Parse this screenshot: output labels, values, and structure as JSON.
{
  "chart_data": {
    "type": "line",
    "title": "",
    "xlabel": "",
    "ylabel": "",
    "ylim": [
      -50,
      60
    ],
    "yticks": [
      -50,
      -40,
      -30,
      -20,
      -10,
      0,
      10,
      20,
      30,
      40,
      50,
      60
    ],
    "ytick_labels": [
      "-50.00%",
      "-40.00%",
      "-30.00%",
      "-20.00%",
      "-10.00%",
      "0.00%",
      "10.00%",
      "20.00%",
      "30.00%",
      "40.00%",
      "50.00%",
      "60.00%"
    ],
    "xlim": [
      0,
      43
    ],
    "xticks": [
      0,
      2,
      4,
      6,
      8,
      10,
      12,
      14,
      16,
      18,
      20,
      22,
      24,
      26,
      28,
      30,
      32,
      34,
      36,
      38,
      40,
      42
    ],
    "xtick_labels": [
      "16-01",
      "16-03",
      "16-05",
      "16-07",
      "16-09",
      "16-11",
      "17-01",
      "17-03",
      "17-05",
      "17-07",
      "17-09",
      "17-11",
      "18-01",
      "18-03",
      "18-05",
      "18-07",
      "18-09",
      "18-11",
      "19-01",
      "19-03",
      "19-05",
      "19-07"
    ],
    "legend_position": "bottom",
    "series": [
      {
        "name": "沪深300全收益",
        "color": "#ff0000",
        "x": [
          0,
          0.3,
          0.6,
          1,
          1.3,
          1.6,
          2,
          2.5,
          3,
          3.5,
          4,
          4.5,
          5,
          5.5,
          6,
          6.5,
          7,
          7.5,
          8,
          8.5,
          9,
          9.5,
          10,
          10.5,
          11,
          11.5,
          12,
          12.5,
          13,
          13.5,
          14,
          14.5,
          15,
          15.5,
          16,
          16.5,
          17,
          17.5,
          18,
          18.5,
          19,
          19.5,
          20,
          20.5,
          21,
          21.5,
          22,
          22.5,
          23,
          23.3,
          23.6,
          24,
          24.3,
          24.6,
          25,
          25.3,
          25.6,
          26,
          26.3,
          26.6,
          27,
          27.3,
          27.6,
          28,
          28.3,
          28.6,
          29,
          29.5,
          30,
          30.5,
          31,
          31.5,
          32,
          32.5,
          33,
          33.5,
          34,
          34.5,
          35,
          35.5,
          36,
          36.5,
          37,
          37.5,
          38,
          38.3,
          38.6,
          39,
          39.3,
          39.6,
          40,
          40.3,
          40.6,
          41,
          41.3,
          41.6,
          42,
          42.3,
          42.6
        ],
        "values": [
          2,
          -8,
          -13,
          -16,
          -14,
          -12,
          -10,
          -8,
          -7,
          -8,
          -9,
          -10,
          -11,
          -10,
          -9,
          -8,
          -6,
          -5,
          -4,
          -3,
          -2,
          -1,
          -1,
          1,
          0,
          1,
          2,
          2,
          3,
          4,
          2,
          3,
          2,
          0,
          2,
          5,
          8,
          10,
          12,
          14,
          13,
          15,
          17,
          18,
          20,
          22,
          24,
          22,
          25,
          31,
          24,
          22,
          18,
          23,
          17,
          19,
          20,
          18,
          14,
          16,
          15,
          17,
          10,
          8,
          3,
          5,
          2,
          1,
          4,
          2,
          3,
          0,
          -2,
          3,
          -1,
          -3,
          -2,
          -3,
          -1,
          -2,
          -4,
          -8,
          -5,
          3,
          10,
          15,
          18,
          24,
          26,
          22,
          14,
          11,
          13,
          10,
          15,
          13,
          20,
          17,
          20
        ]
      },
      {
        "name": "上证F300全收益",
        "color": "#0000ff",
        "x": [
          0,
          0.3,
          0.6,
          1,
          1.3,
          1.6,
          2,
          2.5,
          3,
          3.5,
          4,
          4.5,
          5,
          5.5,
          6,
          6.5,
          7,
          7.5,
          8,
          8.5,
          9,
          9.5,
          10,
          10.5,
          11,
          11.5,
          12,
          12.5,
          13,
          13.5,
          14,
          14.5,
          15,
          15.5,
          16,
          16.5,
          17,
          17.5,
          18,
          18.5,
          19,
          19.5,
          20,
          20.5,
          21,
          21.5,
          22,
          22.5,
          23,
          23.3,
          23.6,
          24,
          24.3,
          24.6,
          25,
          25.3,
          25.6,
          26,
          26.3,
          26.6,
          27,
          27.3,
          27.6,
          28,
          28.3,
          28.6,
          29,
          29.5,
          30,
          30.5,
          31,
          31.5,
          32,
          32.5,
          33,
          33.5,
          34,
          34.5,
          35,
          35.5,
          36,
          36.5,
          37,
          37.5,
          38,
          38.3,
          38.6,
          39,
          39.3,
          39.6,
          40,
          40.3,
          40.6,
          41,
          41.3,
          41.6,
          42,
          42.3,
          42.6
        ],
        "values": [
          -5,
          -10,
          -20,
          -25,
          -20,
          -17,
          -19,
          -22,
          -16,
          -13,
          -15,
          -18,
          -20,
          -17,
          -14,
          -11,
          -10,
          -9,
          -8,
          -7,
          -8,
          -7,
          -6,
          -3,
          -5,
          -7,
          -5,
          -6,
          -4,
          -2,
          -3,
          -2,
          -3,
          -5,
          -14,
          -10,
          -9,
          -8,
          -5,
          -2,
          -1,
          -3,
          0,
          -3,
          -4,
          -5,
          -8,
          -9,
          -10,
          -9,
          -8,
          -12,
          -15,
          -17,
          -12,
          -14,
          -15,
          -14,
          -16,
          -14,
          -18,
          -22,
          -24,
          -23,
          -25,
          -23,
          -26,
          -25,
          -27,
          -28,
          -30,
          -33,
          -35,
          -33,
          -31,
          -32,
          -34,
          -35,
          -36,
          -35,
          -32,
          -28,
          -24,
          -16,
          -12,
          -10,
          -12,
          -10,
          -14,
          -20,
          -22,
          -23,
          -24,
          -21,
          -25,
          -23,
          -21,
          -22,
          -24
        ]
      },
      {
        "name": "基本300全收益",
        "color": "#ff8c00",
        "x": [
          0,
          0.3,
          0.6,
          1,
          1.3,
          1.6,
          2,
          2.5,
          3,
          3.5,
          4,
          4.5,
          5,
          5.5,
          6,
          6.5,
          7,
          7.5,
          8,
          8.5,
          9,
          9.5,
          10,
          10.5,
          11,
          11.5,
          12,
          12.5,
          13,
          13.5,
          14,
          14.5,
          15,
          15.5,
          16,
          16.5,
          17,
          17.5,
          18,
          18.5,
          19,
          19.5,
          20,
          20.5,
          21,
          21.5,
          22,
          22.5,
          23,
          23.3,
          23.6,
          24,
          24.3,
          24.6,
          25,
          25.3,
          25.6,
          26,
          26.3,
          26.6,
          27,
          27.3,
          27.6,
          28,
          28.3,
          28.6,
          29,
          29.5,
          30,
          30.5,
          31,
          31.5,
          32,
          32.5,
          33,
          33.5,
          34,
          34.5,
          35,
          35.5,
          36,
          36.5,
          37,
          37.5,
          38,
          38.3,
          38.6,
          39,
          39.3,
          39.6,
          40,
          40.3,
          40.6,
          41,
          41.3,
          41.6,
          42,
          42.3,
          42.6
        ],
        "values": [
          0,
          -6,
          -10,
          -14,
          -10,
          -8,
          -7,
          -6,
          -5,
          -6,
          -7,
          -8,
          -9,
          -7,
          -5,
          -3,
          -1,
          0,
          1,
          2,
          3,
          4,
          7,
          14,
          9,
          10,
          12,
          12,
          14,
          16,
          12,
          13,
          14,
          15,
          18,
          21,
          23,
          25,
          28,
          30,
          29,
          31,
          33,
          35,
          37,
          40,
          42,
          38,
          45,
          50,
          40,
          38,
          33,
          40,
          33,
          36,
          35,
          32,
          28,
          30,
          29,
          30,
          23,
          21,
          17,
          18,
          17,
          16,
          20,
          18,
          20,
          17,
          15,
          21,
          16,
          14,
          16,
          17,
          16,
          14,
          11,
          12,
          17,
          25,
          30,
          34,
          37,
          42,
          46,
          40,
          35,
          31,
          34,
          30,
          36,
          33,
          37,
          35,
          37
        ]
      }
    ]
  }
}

• _Your objective_
Select every line in the material above where the string "color" occurs, and copy it.

• _Exercise result_
        "color": "#ff0000",
        "color": "#0000ff",
        "color": "#ff8c00",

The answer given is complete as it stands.